■ DATA RECORDS

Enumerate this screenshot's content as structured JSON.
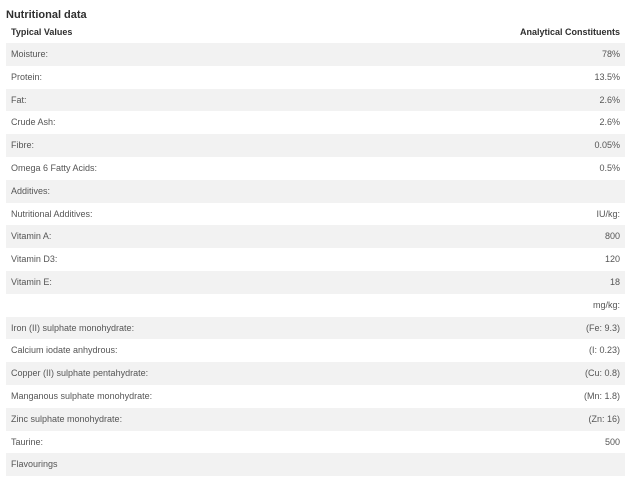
{
  "title": "Nutritional data",
  "columns": [
    "Typical Values",
    "Analytical Constituents"
  ],
  "rows": [
    {
      "label": "Moisture:",
      "value": "78%"
    },
    {
      "label": "Protein:",
      "value": "13.5%"
    },
    {
      "label": "Fat:",
      "value": "2.6%"
    },
    {
      "label": "Crude Ash:",
      "value": "2.6%"
    },
    {
      "label": "Fibre:",
      "value": "0.05%"
    },
    {
      "label": "Omega 6 Fatty Acids:",
      "value": "0.5%"
    },
    {
      "label": "Additives:",
      "value": ""
    },
    {
      "label": "Nutritional Additives:",
      "value": "IU/kg:"
    },
    {
      "label": "Vitamin A:",
      "value": "800"
    },
    {
      "label": "Vitamin D3:",
      "value": "120"
    },
    {
      "label": "Vitamin E:",
      "value": "18"
    },
    {
      "label": "",
      "value": "mg/kg:"
    },
    {
      "label": "Iron (II) sulphate monohydrate:",
      "value": "(Fe: 9.3)"
    },
    {
      "label": "Calcium iodate anhydrous:",
      "value": "(I: 0.23)"
    },
    {
      "label": "Copper (II) sulphate pentahydrate:",
      "value": "(Cu: 0.8)"
    },
    {
      "label": "Manganous sulphate monohydrate:",
      "value": "(Mn: 1.8)"
    },
    {
      "label": "Zinc sulphate monohydrate:",
      "value": "(Zn: 16)"
    },
    {
      "label": "Taurine:",
      "value": "500"
    },
    {
      "label": "Flavourings",
      "value": ""
    }
  ]
}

■ TASK PROMPT
Could you transcribe all of the data exactly, keeping every picture out of the copy?

■ REPLY
Enumerate this screenshot's content as structured JSON.
{
  "title": "Nutritional data",
  "columns": [
    "Typical Values",
    "Analytical Constituents"
  ],
  "rows": [
    {
      "label": "Moisture:",
      "value": "78%"
    },
    {
      "label": "Protein:",
      "value": "13.5%"
    },
    {
      "label": "Fat:",
      "value": "2.6%"
    },
    {
      "label": "Crude Ash:",
      "value": "2.6%"
    },
    {
      "label": "Fibre:",
      "value": "0.05%"
    },
    {
      "label": "Omega 6 Fatty Acids:",
      "value": "0.5%"
    },
    {
      "label": "Additives:",
      "value": ""
    },
    {
      "label": "Nutritional Additives:",
      "value": "IU/kg:"
    },
    {
      "label": "Vitamin A:",
      "value": "800"
    },
    {
      "label": "Vitamin D3:",
      "value": "120"
    },
    {
      "label": "Vitamin E:",
      "value": "18"
    },
    {
      "label": "",
      "value": "mg/kg:"
    },
    {
      "label": "Iron (II) sulphate monohydrate:",
      "value": "(Fe: 9.3)"
    },
    {
      "label": "Calcium iodate anhydrous:",
      "value": "(I: 0.23)"
    },
    {
      "label": "Copper (II) sulphate pentahydrate:",
      "value": "(Cu: 0.8)"
    },
    {
      "label": "Manganous sulphate monohydrate:",
      "value": "(Mn: 1.8)"
    },
    {
      "label": "Zinc sulphate monohydrate:",
      "value": "(Zn: 16)"
    },
    {
      "label": "Taurine:",
      "value": "500"
    },
    {
      "label": "Flavourings",
      "value": ""
    }
  ]
}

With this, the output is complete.